▶ [Information shown]
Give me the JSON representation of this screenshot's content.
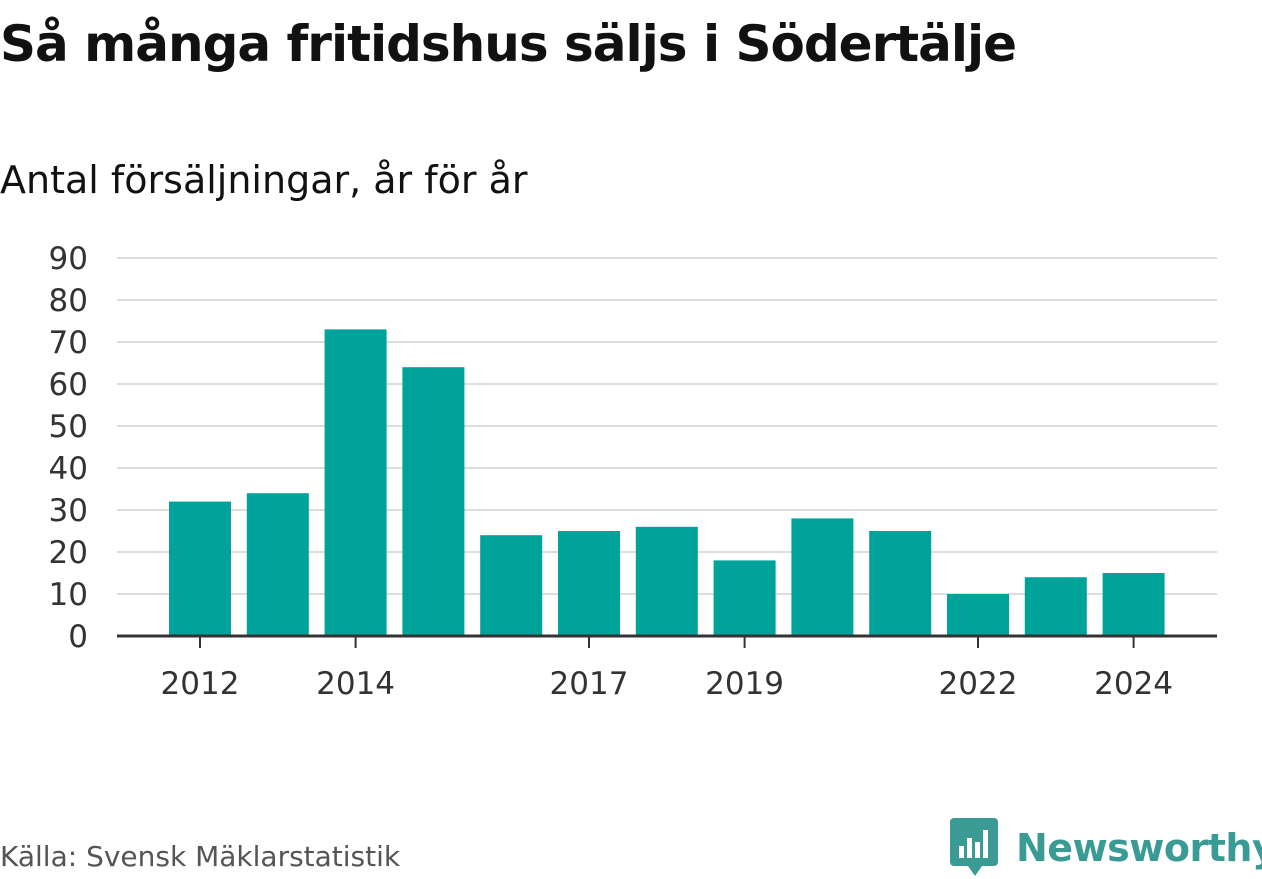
{
  "chart_data": {
    "type": "bar",
    "title": "Så många fritidshus säljs i Södertälje",
    "subtitle": "Antal försäljningar, år för år",
    "categories": [
      "2012",
      "2013",
      "2014",
      "2015",
      "2016",
      "2017",
      "2018",
      "2019",
      "2020",
      "2021",
      "2022",
      "2023",
      "2024"
    ],
    "values": [
      32,
      34,
      73,
      64,
      24,
      25,
      26,
      18,
      28,
      25,
      10,
      14,
      15
    ],
    "x_tick_labels": [
      "2012",
      "2014",
      "2017",
      "2019",
      "2022",
      "2024"
    ],
    "y_ticks": [
      0,
      10,
      20,
      30,
      40,
      50,
      60,
      70,
      80,
      90
    ],
    "ylim": [
      0,
      90
    ],
    "grid": true,
    "bar_color": "#00a39a"
  },
  "footer": {
    "source": "Källa: Svensk Mäklarstatistik",
    "brand": "Newsworthy",
    "brand_color": "#3a9a94"
  }
}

▶ [Exercise goal] Pictures stay out; reproduce every line of the records exactly.

▶ [Complete output]
Give me the JSON representation of this screenshot's content.
{
  "chart_data": {
    "type": "bar",
    "title": "Så många fritidshus säljs i Södertälje",
    "subtitle": "Antal försäljningar, år för år",
    "categories": [
      "2012",
      "2013",
      "2014",
      "2015",
      "2016",
      "2017",
      "2018",
      "2019",
      "2020",
      "2021",
      "2022",
      "2023",
      "2024"
    ],
    "values": [
      32,
      34,
      73,
      64,
      24,
      25,
      26,
      18,
      28,
      25,
      10,
      14,
      15
    ],
    "x_tick_labels": [
      "2012",
      "2014",
      "2017",
      "2019",
      "2022",
      "2024"
    ],
    "y_ticks": [
      0,
      10,
      20,
      30,
      40,
      50,
      60,
      70,
      80,
      90
    ],
    "ylim": [
      0,
      90
    ],
    "grid": true,
    "bar_color": "#00a39a"
  },
  "footer": {
    "source": "Källa: Svensk Mäklarstatistik",
    "brand": "Newsworthy",
    "brand_color": "#3a9a94"
  }
}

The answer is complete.